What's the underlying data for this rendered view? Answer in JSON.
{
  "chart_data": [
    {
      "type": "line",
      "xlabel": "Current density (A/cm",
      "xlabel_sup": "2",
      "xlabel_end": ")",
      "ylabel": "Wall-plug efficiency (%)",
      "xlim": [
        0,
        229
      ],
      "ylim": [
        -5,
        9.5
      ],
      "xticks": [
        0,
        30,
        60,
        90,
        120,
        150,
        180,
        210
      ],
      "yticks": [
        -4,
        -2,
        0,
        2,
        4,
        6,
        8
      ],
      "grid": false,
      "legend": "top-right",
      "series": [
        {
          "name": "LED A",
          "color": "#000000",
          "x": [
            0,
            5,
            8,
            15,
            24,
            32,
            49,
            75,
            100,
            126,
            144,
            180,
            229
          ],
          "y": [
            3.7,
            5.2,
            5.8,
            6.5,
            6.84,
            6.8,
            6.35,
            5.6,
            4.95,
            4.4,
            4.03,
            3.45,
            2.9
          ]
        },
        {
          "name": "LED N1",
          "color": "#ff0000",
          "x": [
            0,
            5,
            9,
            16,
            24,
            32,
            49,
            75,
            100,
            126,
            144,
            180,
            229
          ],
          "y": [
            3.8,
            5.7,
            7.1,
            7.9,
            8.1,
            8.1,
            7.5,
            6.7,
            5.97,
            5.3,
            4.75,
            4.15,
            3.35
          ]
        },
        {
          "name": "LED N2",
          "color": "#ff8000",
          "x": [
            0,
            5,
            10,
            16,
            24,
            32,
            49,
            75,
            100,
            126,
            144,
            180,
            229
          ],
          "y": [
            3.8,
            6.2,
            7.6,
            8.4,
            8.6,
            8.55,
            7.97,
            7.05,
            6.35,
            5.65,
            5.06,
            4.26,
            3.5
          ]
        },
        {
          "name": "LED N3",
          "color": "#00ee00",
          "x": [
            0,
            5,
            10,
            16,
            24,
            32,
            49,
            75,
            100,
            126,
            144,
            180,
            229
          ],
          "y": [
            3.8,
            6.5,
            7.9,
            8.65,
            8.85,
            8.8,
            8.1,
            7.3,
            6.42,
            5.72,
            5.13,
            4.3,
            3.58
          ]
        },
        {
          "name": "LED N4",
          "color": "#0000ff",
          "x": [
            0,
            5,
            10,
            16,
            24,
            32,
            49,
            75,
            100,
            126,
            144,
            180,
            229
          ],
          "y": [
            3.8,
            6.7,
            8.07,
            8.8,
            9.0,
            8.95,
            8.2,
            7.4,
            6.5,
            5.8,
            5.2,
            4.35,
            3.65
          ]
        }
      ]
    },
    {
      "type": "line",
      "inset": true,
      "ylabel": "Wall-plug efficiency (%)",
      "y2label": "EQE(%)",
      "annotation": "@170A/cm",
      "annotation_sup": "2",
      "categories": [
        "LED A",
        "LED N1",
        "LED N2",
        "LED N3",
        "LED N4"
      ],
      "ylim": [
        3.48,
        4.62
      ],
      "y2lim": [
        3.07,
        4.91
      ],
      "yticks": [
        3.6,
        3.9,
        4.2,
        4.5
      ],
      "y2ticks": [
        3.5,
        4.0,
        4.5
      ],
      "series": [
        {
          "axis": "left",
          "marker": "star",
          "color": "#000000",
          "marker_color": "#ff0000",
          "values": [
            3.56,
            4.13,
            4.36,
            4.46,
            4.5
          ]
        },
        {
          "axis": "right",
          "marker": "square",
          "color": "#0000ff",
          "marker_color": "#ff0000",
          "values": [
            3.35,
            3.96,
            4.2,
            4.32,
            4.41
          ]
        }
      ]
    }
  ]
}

◇ ◇ ◇ ◇

Please output every record, keeping each line exact.

EXERCISE RESULT:
What's the underlying data for this rendered view? Answer in JSON.
{
  "chart_data": [
    {
      "type": "line",
      "xlabel": "Current density (A/cm",
      "xlabel_sup": "2",
      "xlabel_end": ")",
      "ylabel": "Wall-plug efficiency (%)",
      "xlim": [
        0,
        229
      ],
      "ylim": [
        -5,
        9.5
      ],
      "xticks": [
        0,
        30,
        60,
        90,
        120,
        150,
        180,
        210
      ],
      "yticks": [
        -4,
        -2,
        0,
        2,
        4,
        6,
        8
      ],
      "grid": false,
      "legend": "top-right",
      "series": [
        {
          "name": "LED A",
          "color": "#000000",
          "x": [
            0,
            5,
            8,
            15,
            24,
            32,
            49,
            75,
            100,
            126,
            144,
            180,
            229
          ],
          "y": [
            3.7,
            5.2,
            5.8,
            6.5,
            6.84,
            6.8,
            6.35,
            5.6,
            4.95,
            4.4,
            4.03,
            3.45,
            2.9
          ]
        },
        {
          "name": "LED N1",
          "color": "#ff0000",
          "x": [
            0,
            5,
            9,
            16,
            24,
            32,
            49,
            75,
            100,
            126,
            144,
            180,
            229
          ],
          "y": [
            3.8,
            5.7,
            7.1,
            7.9,
            8.1,
            8.1,
            7.5,
            6.7,
            5.97,
            5.3,
            4.75,
            4.15,
            3.35
          ]
        },
        {
          "name": "LED N2",
          "color": "#ff8000",
          "x": [
            0,
            5,
            10,
            16,
            24,
            32,
            49,
            75,
            100,
            126,
            144,
            180,
            229
          ],
          "y": [
            3.8,
            6.2,
            7.6,
            8.4,
            8.6,
            8.55,
            7.97,
            7.05,
            6.35,
            5.65,
            5.06,
            4.26,
            3.5
          ]
        },
        {
          "name": "LED N3",
          "color": "#00ee00",
          "x": [
            0,
            5,
            10,
            16,
            24,
            32,
            49,
            75,
            100,
            126,
            144,
            180,
            229
          ],
          "y": [
            3.8,
            6.5,
            7.9,
            8.65,
            8.85,
            8.8,
            8.1,
            7.3,
            6.42,
            5.72,
            5.13,
            4.3,
            3.58
          ]
        },
        {
          "name": "LED N4",
          "color": "#0000ff",
          "x": [
            0,
            5,
            10,
            16,
            24,
            32,
            49,
            75,
            100,
            126,
            144,
            180,
            229
          ],
          "y": [
            3.8,
            6.7,
            8.07,
            8.8,
            9.0,
            8.95,
            8.2,
            7.4,
            6.5,
            5.8,
            5.2,
            4.35,
            3.65
          ]
        }
      ]
    },
    {
      "type": "line",
      "inset": true,
      "ylabel": "Wall-plug efficiency (%)",
      "y2label": "EQE(%)",
      "annotation": "@170A/cm",
      "annotation_sup": "2",
      "categories": [
        "LED A",
        "LED N1",
        "LED N2",
        "LED N3",
        "LED N4"
      ],
      "ylim": [
        3.48,
        4.62
      ],
      "y2lim": [
        3.07,
        4.91
      ],
      "yticks": [
        3.6,
        3.9,
        4.2,
        4.5
      ],
      "y2ticks": [
        3.5,
        4.0,
        4.5
      ],
      "series": [
        {
          "axis": "left",
          "marker": "star",
          "color": "#000000",
          "marker_color": "#ff0000",
          "values": [
            3.56,
            4.13,
            4.36,
            4.46,
            4.5
          ]
        },
        {
          "axis": "right",
          "marker": "square",
          "color": "#0000ff",
          "marker_color": "#ff0000",
          "values": [
            3.35,
            3.96,
            4.2,
            4.32,
            4.41
          ]
        }
      ]
    }
  ]
}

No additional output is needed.